◆ DATASET RECORDS ◆
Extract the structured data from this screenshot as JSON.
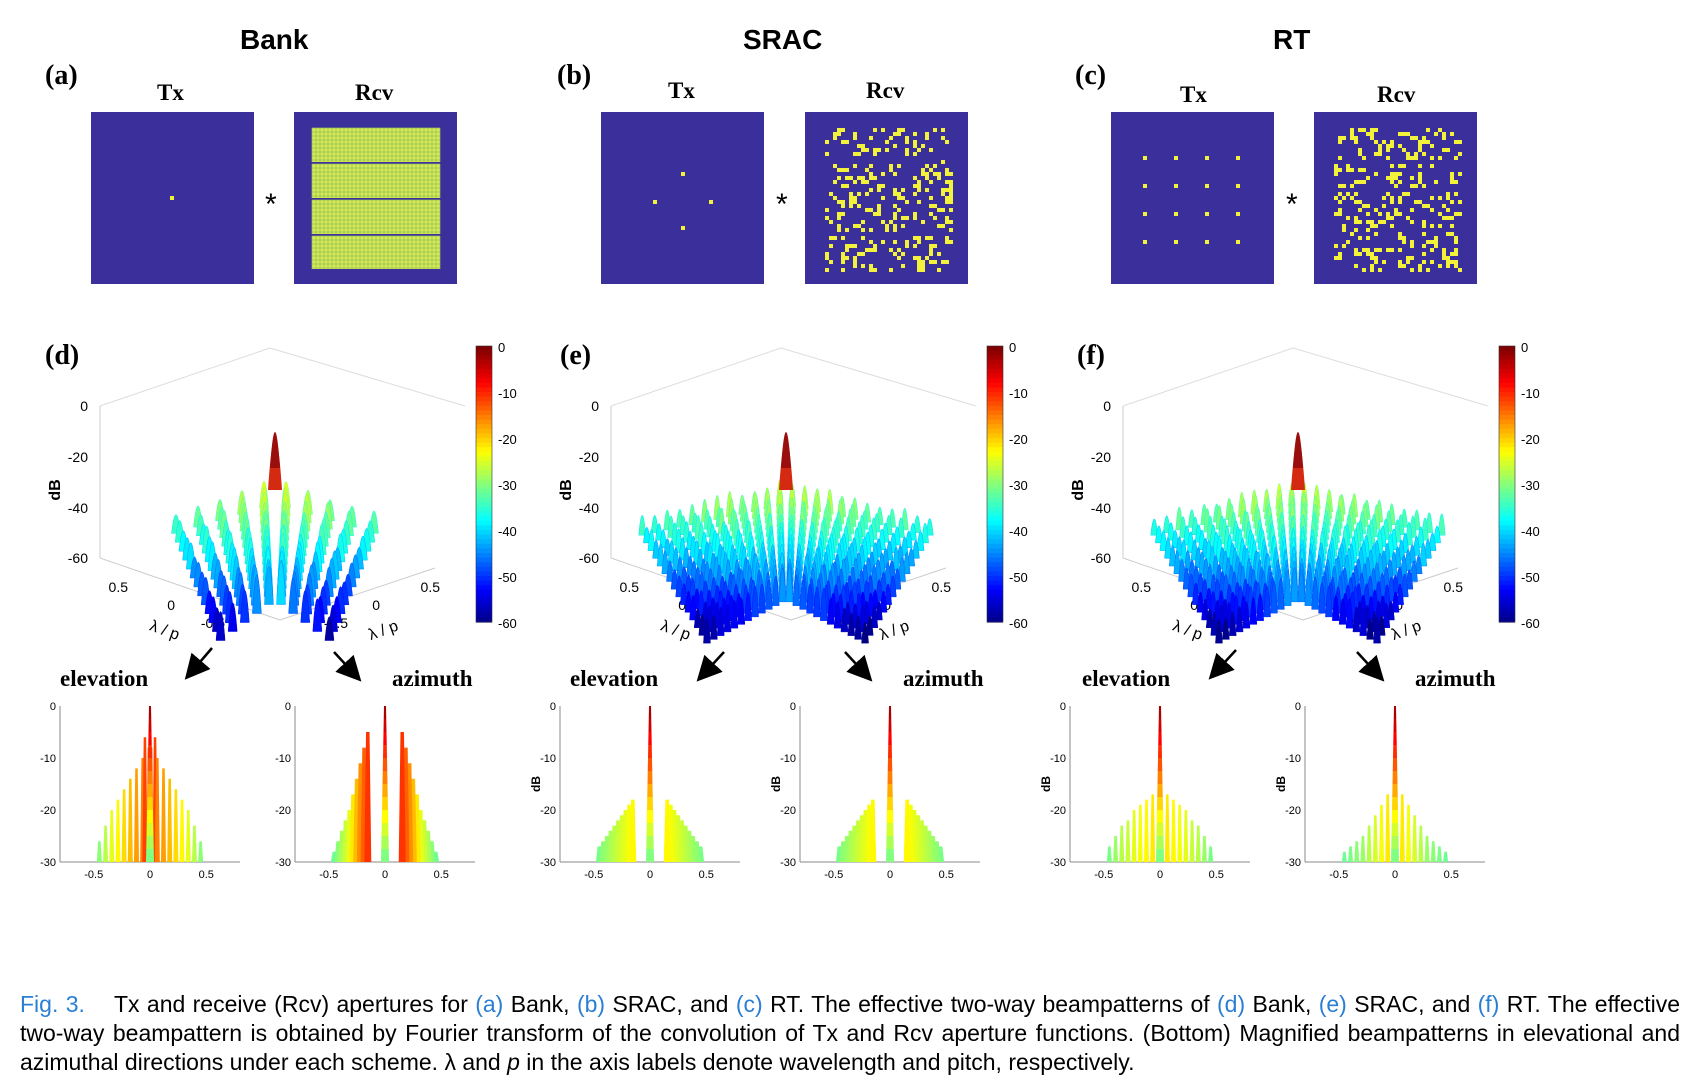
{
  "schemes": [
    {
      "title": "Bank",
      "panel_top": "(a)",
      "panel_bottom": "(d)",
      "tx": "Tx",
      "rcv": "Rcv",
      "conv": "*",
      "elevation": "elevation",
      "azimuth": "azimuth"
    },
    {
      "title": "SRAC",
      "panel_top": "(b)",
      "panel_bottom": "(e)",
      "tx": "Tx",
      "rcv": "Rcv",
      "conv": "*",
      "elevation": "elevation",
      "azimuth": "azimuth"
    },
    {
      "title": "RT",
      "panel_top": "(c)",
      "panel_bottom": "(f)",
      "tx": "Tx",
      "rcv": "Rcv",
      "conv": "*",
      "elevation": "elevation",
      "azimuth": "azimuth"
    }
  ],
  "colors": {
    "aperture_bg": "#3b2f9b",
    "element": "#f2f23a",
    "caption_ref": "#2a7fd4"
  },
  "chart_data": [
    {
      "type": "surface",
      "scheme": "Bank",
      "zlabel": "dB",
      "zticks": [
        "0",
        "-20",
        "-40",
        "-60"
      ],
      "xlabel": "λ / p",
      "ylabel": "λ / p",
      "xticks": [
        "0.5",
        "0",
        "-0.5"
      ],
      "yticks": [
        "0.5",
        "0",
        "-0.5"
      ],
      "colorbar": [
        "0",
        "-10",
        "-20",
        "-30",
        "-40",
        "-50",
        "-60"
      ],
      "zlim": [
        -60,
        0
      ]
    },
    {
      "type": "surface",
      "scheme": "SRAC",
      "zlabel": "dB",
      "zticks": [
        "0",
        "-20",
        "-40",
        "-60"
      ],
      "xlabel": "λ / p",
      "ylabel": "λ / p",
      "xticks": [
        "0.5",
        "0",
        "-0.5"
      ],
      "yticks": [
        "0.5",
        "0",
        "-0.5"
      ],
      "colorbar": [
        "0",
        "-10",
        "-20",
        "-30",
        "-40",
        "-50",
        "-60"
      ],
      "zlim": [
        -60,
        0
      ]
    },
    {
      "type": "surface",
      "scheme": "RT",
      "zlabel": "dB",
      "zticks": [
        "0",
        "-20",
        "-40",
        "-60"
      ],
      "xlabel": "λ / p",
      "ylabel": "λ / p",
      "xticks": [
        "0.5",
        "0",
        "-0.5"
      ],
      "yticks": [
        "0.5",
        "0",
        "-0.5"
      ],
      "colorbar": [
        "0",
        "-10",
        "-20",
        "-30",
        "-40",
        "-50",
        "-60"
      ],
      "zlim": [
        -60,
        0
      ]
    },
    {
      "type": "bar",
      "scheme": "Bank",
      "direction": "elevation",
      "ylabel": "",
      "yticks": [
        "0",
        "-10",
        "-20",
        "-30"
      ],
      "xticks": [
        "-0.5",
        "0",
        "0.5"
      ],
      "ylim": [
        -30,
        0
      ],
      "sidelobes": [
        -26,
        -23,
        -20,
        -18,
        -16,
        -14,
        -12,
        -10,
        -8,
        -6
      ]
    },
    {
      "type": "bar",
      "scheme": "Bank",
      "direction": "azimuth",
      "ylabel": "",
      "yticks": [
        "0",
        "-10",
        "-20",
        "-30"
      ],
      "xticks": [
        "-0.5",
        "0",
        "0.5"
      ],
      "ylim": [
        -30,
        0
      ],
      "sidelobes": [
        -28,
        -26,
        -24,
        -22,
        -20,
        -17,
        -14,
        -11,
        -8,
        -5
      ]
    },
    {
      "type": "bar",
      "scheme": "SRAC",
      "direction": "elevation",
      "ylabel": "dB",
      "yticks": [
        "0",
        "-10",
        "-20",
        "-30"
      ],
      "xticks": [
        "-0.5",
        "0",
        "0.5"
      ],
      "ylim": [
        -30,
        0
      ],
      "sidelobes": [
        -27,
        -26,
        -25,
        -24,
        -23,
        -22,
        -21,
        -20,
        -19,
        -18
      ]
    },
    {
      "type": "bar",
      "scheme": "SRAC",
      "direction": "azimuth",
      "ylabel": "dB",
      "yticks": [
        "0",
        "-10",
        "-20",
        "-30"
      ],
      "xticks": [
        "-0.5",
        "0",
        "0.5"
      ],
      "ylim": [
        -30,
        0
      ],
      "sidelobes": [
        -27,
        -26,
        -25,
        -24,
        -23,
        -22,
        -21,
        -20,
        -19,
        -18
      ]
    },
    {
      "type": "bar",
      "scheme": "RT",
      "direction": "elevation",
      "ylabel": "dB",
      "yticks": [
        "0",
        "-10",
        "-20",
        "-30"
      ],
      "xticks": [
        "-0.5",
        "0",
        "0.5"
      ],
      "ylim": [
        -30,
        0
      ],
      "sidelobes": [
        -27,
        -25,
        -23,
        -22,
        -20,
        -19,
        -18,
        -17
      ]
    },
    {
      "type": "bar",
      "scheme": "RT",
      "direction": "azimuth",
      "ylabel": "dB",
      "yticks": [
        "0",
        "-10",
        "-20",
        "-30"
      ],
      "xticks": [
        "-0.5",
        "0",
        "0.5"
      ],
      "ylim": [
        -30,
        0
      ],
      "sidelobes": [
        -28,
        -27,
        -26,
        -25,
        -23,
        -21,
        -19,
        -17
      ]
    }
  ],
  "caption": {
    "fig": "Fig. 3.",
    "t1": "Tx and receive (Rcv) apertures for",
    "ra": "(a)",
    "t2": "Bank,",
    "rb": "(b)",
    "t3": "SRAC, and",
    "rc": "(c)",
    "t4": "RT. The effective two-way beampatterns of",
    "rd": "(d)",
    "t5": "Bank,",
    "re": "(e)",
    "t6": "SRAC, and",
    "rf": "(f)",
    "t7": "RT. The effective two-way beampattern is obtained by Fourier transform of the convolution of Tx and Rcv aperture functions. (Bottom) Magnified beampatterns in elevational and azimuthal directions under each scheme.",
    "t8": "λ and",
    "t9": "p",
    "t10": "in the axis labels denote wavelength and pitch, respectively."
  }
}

◆ EXERCISE DETAILS ◆
Every record is to be reproduced exactly, with no pictures included.

◆ COMPLETED EXERCISE ◆
Extract the structured data from this screenshot as JSON.
{
  "schemes": [
    {
      "title": "Bank",
      "panel_top": "(a)",
      "panel_bottom": "(d)",
      "tx": "Tx",
      "rcv": "Rcv",
      "conv": "*",
      "elevation": "elevation",
      "azimuth": "azimuth"
    },
    {
      "title": "SRAC",
      "panel_top": "(b)",
      "panel_bottom": "(e)",
      "tx": "Tx",
      "rcv": "Rcv",
      "conv": "*",
      "elevation": "elevation",
      "azimuth": "azimuth"
    },
    {
      "title": "RT",
      "panel_top": "(c)",
      "panel_bottom": "(f)",
      "tx": "Tx",
      "rcv": "Rcv",
      "conv": "*",
      "elevation": "elevation",
      "azimuth": "azimuth"
    }
  ],
  "colors": {
    "aperture_bg": "#3b2f9b",
    "element": "#f2f23a",
    "caption_ref": "#2a7fd4"
  },
  "chart_data": [
    {
      "type": "surface",
      "scheme": "Bank",
      "zlabel": "dB",
      "zticks": [
        "0",
        "-20",
        "-40",
        "-60"
      ],
      "xlabel": "λ / p",
      "ylabel": "λ / p",
      "xticks": [
        "0.5",
        "0",
        "-0.5"
      ],
      "yticks": [
        "0.5",
        "0",
        "-0.5"
      ],
      "colorbar": [
        "0",
        "-10",
        "-20",
        "-30",
        "-40",
        "-50",
        "-60"
      ],
      "zlim": [
        -60,
        0
      ]
    },
    {
      "type": "surface",
      "scheme": "SRAC",
      "zlabel": "dB",
      "zticks": [
        "0",
        "-20",
        "-40",
        "-60"
      ],
      "xlabel": "λ / p",
      "ylabel": "λ / p",
      "xticks": [
        "0.5",
        "0",
        "-0.5"
      ],
      "yticks": [
        "0.5",
        "0",
        "-0.5"
      ],
      "colorbar": [
        "0",
        "-10",
        "-20",
        "-30",
        "-40",
        "-50",
        "-60"
      ],
      "zlim": [
        -60,
        0
      ]
    },
    {
      "type": "surface",
      "scheme": "RT",
      "zlabel": "dB",
      "zticks": [
        "0",
        "-20",
        "-40",
        "-60"
      ],
      "xlabel": "λ / p",
      "ylabel": "λ / p",
      "xticks": [
        "0.5",
        "0",
        "-0.5"
      ],
      "yticks": [
        "0.5",
        "0",
        "-0.5"
      ],
      "colorbar": [
        "0",
        "-10",
        "-20",
        "-30",
        "-40",
        "-50",
        "-60"
      ],
      "zlim": [
        -60,
        0
      ]
    },
    {
      "type": "bar",
      "scheme": "Bank",
      "direction": "elevation",
      "ylabel": "",
      "yticks": [
        "0",
        "-10",
        "-20",
        "-30"
      ],
      "xticks": [
        "-0.5",
        "0",
        "0.5"
      ],
      "ylim": [
        -30,
        0
      ],
      "sidelobes": [
        -26,
        -23,
        -20,
        -18,
        -16,
        -14,
        -12,
        -10,
        -8,
        -6
      ]
    },
    {
      "type": "bar",
      "scheme": "Bank",
      "direction": "azimuth",
      "ylabel": "",
      "yticks": [
        "0",
        "-10",
        "-20",
        "-30"
      ],
      "xticks": [
        "-0.5",
        "0",
        "0.5"
      ],
      "ylim": [
        -30,
        0
      ],
      "sidelobes": [
        -28,
        -26,
        -24,
        -22,
        -20,
        -17,
        -14,
        -11,
        -8,
        -5
      ]
    },
    {
      "type": "bar",
      "scheme": "SRAC",
      "direction": "elevation",
      "ylabel": "dB",
      "yticks": [
        "0",
        "-10",
        "-20",
        "-30"
      ],
      "xticks": [
        "-0.5",
        "0",
        "0.5"
      ],
      "ylim": [
        -30,
        0
      ],
      "sidelobes": [
        -27,
        -26,
        -25,
        -24,
        -23,
        -22,
        -21,
        -20,
        -19,
        -18
      ]
    },
    {
      "type": "bar",
      "scheme": "SRAC",
      "direction": "azimuth",
      "ylabel": "dB",
      "yticks": [
        "0",
        "-10",
        "-20",
        "-30"
      ],
      "xticks": [
        "-0.5",
        "0",
        "0.5"
      ],
      "ylim": [
        -30,
        0
      ],
      "sidelobes": [
        -27,
        -26,
        -25,
        -24,
        -23,
        -22,
        -21,
        -20,
        -19,
        -18
      ]
    },
    {
      "type": "bar",
      "scheme": "RT",
      "direction": "elevation",
      "ylabel": "dB",
      "yticks": [
        "0",
        "-10",
        "-20",
        "-30"
      ],
      "xticks": [
        "-0.5",
        "0",
        "0.5"
      ],
      "ylim": [
        -30,
        0
      ],
      "sidelobes": [
        -27,
        -25,
        -23,
        -22,
        -20,
        -19,
        -18,
        -17
      ]
    },
    {
      "type": "bar",
      "scheme": "RT",
      "direction": "azimuth",
      "ylabel": "dB",
      "yticks": [
        "0",
        "-10",
        "-20",
        "-30"
      ],
      "xticks": [
        "-0.5",
        "0",
        "0.5"
      ],
      "ylim": [
        -30,
        0
      ],
      "sidelobes": [
        -28,
        -27,
        -26,
        -25,
        -23,
        -21,
        -19,
        -17
      ]
    }
  ],
  "caption": {
    "fig": "Fig. 3.",
    "t1": "Tx and receive (Rcv) apertures for",
    "ra": "(a)",
    "t2": "Bank,",
    "rb": "(b)",
    "t3": "SRAC, and",
    "rc": "(c)",
    "t4": "RT. The effective two-way beampatterns of",
    "rd": "(d)",
    "t5": "Bank,",
    "re": "(e)",
    "t6": "SRAC, and",
    "rf": "(f)",
    "t7": "RT. The effective two-way beampattern is obtained by Fourier transform of the convolution of Tx and Rcv aperture functions. (Bottom) Magnified beampatterns in elevational and azimuthal directions under each scheme.",
    "t8": "λ and",
    "t9": "p",
    "t10": "in the axis labels denote wavelength and pitch, respectively."
  }
}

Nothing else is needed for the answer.